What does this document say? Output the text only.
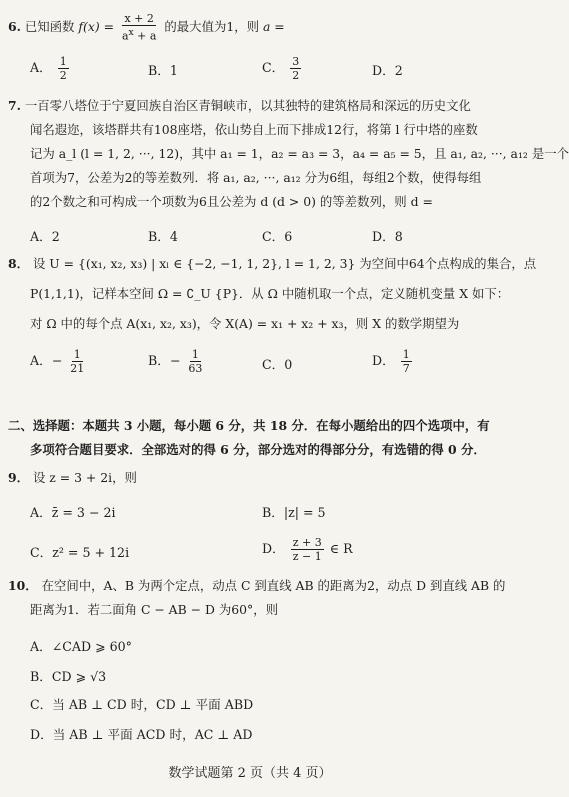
6. 已知函数 $f(x) = \frac{x + 2}{a^x + a}$ 的最大值为1，则 a =
A． $\frac{1}{2}$	B．1	C． $\frac{3}{2}$	D．2
7. 一百零八塔位于宁夏回族自治区青铜峡市，以其独特的建筑格局和深远的历史文化
闻名遐迩，该塔群共有108座塔，依山势自上而下排成12行，将第 l 行中塔的座数
记为 a_l (l = 1, 2, ···, 12)，其中 a₁ = 1，a₂ = a₃ = 3，a₄ = a₅ = 5，且 a₁, a₂, ···, a₁₂ 是一个
首项为7，公差为2的等差数列．将 a₁, a₂, ···, a₁₂ 分为6组，每组2个数，使得每组
的2个数之和可构成一个项数为6且公差为 d (d > 0) 的等差数列，则 d =
A．2	B．4	C．6	D．8
8． 设 U = {(x₁, x₂, x₃) | xₗ ∈ {−2, −1, 1, 2}, l = 1, 2, 3} 为空间中64个点构成的集合，点
P(1,1,1)，记样本空间 Ω = ∁_U {P}．从 Ω 中随机取一个点，定义随机变量 X 如下：
对 Ω 中的每个点 A(x₁, x₂, x₃)，令 X(A) = x₁ + x₂ + x₃，则 X 的数学期望为
A．− $\frac{1}{21}$	B．− $\frac{1}{63}$	C．0	D． $\frac{1}{7}$
二、选择题：本题共 3 小题，每小题 6 分，共 18 分．在每小题给出的四个选项中，有
多项符合题目要求．全部选对的得 6 分，部分选对的得部分分，有选错的得 0 分．
9． 设 z = 3 + 2i，则
A．z̄ = 3 − 2i	B．|z| = 5
C．z² = 5 + 12i	D． $\frac{z + 3}{z - 1}$ ∈ R
10． 在空间中，A、B 为两个定点，动点 C 到直线 AB 的距离为2，动点 D 到直线 AB 的
距离为1．若二面角 C − AB − D 为60°，则
A．∠CAD ⩾ 60°
B．CD ⩾ √3
C．当 AB ⊥ CD 时，CD ⊥ 平面 ABD
D．当 AB ⊥ 平面 ACD 时，AC ⊥ AD
数学试题第 2 页（共 4 页）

Aim: Your task is to repeat the material above exactly, without its pictures.

Finished exercise:
What does this document say? Output the text only.
6. 已知函数 $f(x) = \frac{x + 2}{a^x + a}$ 的最大值为1，则 a =
A． $\frac{1}{2}$	B．1	C． $\frac{3}{2}$	D．2
7. 一百零八塔位于宁夏回族自治区青铜峡市，以其独特的建筑格局和深远的历史文化
闻名遐迩，该塔群共有108座塔，依山势自上而下排成12行，将第 l 行中塔的座数
记为 a_l (l = 1, 2, ···, 12)，其中 a₁ = 1，a₂ = a₃ = 3，a₄ = a₅ = 5，且 a₁, a₂, ···, a₁₂ 是一个
首项为7，公差为2的等差数列．将 a₁, a₂, ···, a₁₂ 分为6组，每组2个数，使得每组
的2个数之和可构成一个项数为6且公差为 d (d > 0) 的等差数列，则 d =
A．2	B．4	C．6	D．8
8． 设 U = {(x₁, x₂, x₃) | xₗ ∈ {−2, −1, 1, 2}, l = 1, 2, 3} 为空间中64个点构成的集合，点
P(1,1,1)，记样本空间 Ω = ∁_U {P}．从 Ω 中随机取一个点，定义随机变量 X 如下：
对 Ω 中的每个点 A(x₁, x₂, x₃)，令 X(A) = x₁ + x₂ + x₃，则 X 的数学期望为
A．− $\frac{1}{21}$	B．− $\frac{1}{63}$	C．0	D． $\frac{1}{7}$
二、选择题：本题共 3 小题，每小题 6 分，共 18 分．在每小题给出的四个选项中，有
多项符合题目要求．全部选对的得 6 分，部分选对的得部分分，有选错的得 0 分．
9． 设 z = 3 + 2i，则
A．z̄ = 3 − 2i	B．|z| = 5
C．z² = 5 + 12i	D． $\frac{z + 3}{z - 1}$ ∈ R
10． 在空间中，A、B 为两个定点，动点 C 到直线 AB 的距离为2，动点 D 到直线 AB 的
距离为1．若二面角 C − AB − D 为60°，则
A．∠CAD ⩾ 60°
B．CD ⩾ √3
C．当 AB ⊥ CD 时，CD ⊥ 平面 ABD
D．当 AB ⊥ 平面 ACD 时，AC ⊥ AD
数学试题第 2 页（共 4 页）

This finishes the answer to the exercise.